►

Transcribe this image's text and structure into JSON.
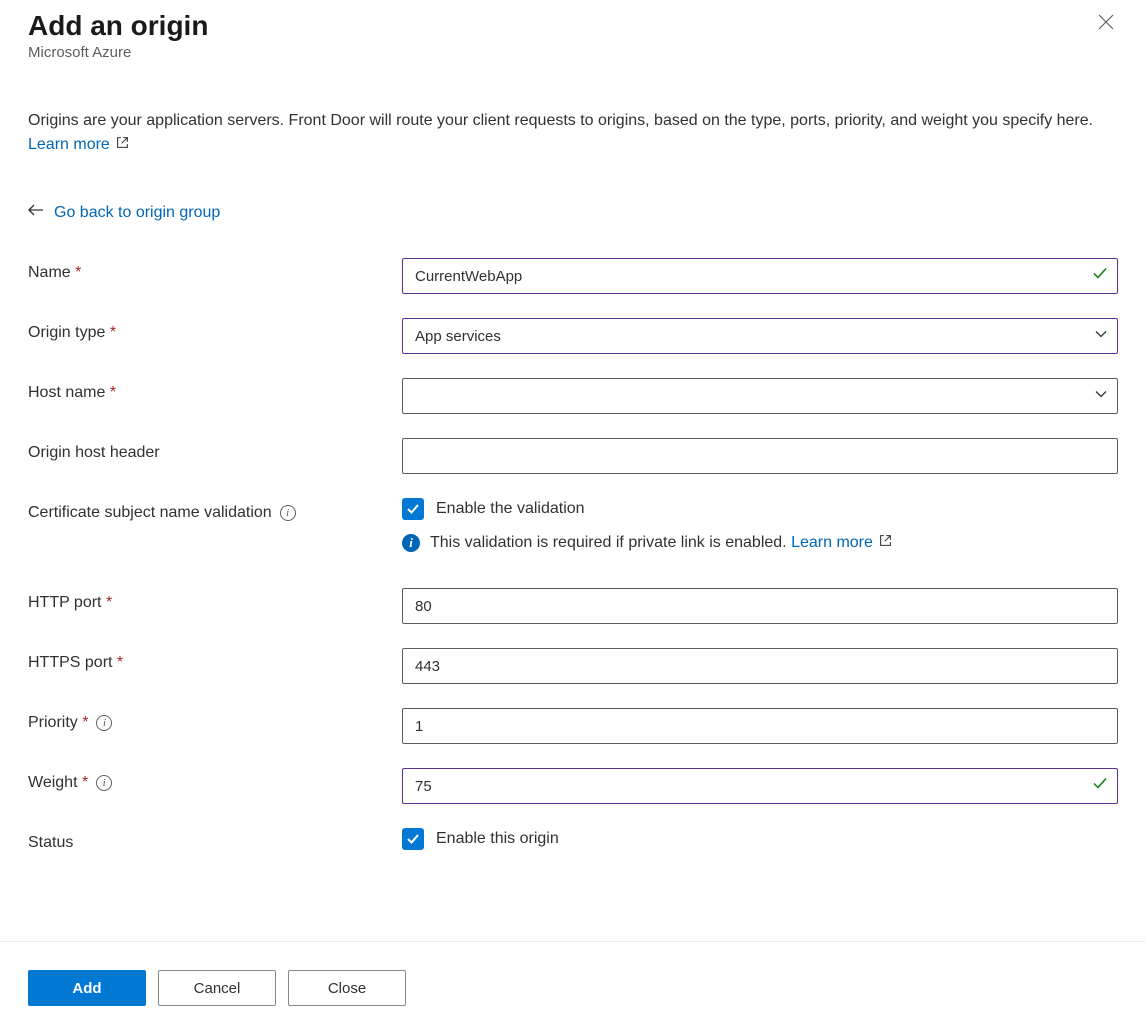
{
  "header": {
    "title": "Add an origin",
    "subtitle": "Microsoft Azure"
  },
  "description": {
    "text": "Origins are your application servers. Front Door will route your client requests to origins, based on the type, ports, priority, and weight you specify here. ",
    "learn_more": "Learn more"
  },
  "back_link": "Go back to origin group",
  "fields": {
    "name": {
      "label": "Name",
      "value": "CurrentWebApp"
    },
    "origin_type": {
      "label": "Origin type",
      "value": "App services"
    },
    "host_name": {
      "label": "Host name",
      "value": ""
    },
    "origin_host_header": {
      "label": "Origin host header",
      "value": ""
    },
    "cert_validation": {
      "label": "Certificate subject name validation",
      "checkbox_label": "Enable the validation",
      "info_text": "This validation is required if private link is enabled. ",
      "learn_more": "Learn more"
    },
    "http_port": {
      "label": "HTTP port",
      "value": "80"
    },
    "https_port": {
      "label": "HTTPS port",
      "value": "443"
    },
    "priority": {
      "label": "Priority",
      "value": "1"
    },
    "weight": {
      "label": "Weight",
      "value": "75"
    },
    "status": {
      "label": "Status",
      "checkbox_label": "Enable this origin"
    }
  },
  "footer": {
    "add": "Add",
    "cancel": "Cancel",
    "close": "Close"
  }
}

◄

◆ **Aim**:
Write the full listing out again with every line unchanged, but include no pictures.

◆ **Right answer**:
Transcribe this image's text and structure into JSON.
{
  "header": {
    "title": "Add an origin",
    "subtitle": "Microsoft Azure"
  },
  "description": {
    "text": "Origins are your application servers. Front Door will route your client requests to origins, based on the type, ports, priority, and weight you specify here. ",
    "learn_more": "Learn more"
  },
  "back_link": "Go back to origin group",
  "fields": {
    "name": {
      "label": "Name",
      "value": "CurrentWebApp"
    },
    "origin_type": {
      "label": "Origin type",
      "value": "App services"
    },
    "host_name": {
      "label": "Host name",
      "value": ""
    },
    "origin_host_header": {
      "label": "Origin host header",
      "value": ""
    },
    "cert_validation": {
      "label": "Certificate subject name validation",
      "checkbox_label": "Enable the validation",
      "info_text": "This validation is required if private link is enabled. ",
      "learn_more": "Learn more"
    },
    "http_port": {
      "label": "HTTP port",
      "value": "80"
    },
    "https_port": {
      "label": "HTTPS port",
      "value": "443"
    },
    "priority": {
      "label": "Priority",
      "value": "1"
    },
    "weight": {
      "label": "Weight",
      "value": "75"
    },
    "status": {
      "label": "Status",
      "checkbox_label": "Enable this origin"
    }
  },
  "footer": {
    "add": "Add",
    "cancel": "Cancel",
    "close": "Close"
  }
}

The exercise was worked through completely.